___ Document excerpt ___
Similar to some other 360 cameras, the Fusion also incorporates gyroscope-based image stabilization, and it works really well for 360 content, producing nearly perfectly smooth shots. However, we discovered an issue when it came to using OverCapture in the mobile app: As we reframed the shot by moving the phone, we introduced new “camera shake” which was then recorded and saved to our flattened video. This makes your finished video look like it was shot handheld even when the camera was stationary and locked down for the original shot. This isn’t hugely distracting, but it’s another argument in favor of the keyframe approach to reframing 360 content.
While we didn’t perform an extensive audio quality test, we were pleasantly surprised here. Wind noise is cancelled out well, and things like seat belt buckles, car doors, and engine sounds were all clean and crisp.
For a 360 camera, the Fusion is as complete as they come, but it hasn’t completely propelled the category to the next level, as we had hoped when we had our initial hands-on with the product. Yes, it offers a rugged design, mostly pleasant experience, and enough control to keep power users happy, but it leaves unsolved many problems inherent to 360 cameras. Particularly on mobile, image quality is still a sore point, and OverCapture, for now, isn’t quite the 360-to-fixed-frame solution we were hoping for, quickly growing frustrating with each new attempt at “reshooting” the video to get a perfect result.
___ Dataset entries ___
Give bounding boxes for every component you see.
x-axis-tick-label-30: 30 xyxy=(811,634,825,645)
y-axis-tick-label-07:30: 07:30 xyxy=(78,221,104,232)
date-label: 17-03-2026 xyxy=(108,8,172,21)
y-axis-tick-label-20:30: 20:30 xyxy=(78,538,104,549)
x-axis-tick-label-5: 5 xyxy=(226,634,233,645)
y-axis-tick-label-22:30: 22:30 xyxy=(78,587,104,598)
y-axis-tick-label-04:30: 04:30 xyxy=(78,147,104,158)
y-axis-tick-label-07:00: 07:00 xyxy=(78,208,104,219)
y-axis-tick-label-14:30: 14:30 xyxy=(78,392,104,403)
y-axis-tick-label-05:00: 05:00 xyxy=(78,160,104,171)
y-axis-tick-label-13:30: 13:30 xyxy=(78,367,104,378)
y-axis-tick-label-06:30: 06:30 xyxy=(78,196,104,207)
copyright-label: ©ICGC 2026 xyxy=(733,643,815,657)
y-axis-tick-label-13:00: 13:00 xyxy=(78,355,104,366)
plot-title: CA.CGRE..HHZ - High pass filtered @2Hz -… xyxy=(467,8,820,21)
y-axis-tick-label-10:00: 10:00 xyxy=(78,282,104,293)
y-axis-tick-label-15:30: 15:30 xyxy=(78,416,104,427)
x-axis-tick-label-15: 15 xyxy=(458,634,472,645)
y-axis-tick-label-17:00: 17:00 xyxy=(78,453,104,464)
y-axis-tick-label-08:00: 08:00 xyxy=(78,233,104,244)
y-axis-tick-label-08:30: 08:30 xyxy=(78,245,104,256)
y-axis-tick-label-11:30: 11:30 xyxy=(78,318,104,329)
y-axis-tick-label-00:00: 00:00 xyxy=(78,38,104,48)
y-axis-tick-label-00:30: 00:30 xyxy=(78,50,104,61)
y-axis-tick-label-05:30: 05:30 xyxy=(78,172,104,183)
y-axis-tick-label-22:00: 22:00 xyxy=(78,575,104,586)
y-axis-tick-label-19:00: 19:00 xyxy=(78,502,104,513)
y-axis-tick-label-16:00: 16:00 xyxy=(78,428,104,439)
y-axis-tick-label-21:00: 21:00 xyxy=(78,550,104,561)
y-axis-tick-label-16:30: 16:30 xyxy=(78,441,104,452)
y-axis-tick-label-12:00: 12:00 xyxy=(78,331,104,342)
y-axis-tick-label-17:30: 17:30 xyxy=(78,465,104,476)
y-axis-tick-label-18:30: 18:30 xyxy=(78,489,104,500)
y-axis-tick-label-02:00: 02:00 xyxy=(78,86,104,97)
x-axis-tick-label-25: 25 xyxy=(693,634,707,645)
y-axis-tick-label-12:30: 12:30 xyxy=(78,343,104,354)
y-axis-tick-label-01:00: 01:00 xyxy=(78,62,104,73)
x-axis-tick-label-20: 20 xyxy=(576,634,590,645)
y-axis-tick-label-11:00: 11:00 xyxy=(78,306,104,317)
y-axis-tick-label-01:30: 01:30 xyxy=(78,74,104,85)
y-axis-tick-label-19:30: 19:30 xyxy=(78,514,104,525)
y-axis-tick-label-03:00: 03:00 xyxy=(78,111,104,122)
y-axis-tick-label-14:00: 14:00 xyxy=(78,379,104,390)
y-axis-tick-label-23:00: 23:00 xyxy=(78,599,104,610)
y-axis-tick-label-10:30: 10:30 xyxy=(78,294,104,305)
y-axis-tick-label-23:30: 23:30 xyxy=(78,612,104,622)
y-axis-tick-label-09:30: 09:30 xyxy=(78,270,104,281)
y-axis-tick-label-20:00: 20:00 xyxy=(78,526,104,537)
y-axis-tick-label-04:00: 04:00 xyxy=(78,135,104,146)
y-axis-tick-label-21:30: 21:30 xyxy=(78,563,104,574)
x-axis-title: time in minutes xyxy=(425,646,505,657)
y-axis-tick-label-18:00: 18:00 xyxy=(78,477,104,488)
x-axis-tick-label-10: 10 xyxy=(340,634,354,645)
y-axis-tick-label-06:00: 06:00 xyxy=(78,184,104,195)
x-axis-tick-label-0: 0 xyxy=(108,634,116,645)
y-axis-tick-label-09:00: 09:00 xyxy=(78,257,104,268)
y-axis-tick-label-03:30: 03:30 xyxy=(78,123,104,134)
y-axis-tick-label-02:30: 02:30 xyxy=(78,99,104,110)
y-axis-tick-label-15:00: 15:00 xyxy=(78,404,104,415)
___
## What you will do
[1] Can you write out the part of the Fusion camera review starting at "For a 360 camera, the" and ending at "a perfect result."?
[2] How would you condense the paragraph of the Fusion camera review that begins "Similar to some other 360 cameras" into a shorter version that keeps its main facts?
The records have nothing to do with the Fusion camera review.

## Solutions to the exercise
[1]
For a 360 camera, the Fusion is as complete as they come, but it hasn’t completely propelled the category to the next level, as we had hoped when we had our initial hands-on with the product. Yes, it offers a rugged design, mostly pleasant experience, and enough control to keep power users happy, but it leaves unsolved many problems inherent to 360 cameras. Particularly on mobile, image quality is still a sore point, and OverCapture, for now, isn’t quite the 360-to-fixed-frame solution we were hoping for, quickly growing frustrating with each new attempt at “reshooting” the video to get a perfect result.

[2] The Fusion's gyroscope-based stabilization works very well for 360 content and yields nearly perfectly smooth shots. But reframing with OverCapture in the mobile app by moving the phone adds new camera shake, which is saved to the flattened video. The result looks handheld even when the camera was locked down. This isn't hugely distracting, but it favors the keyframe approach to reframing 360 content.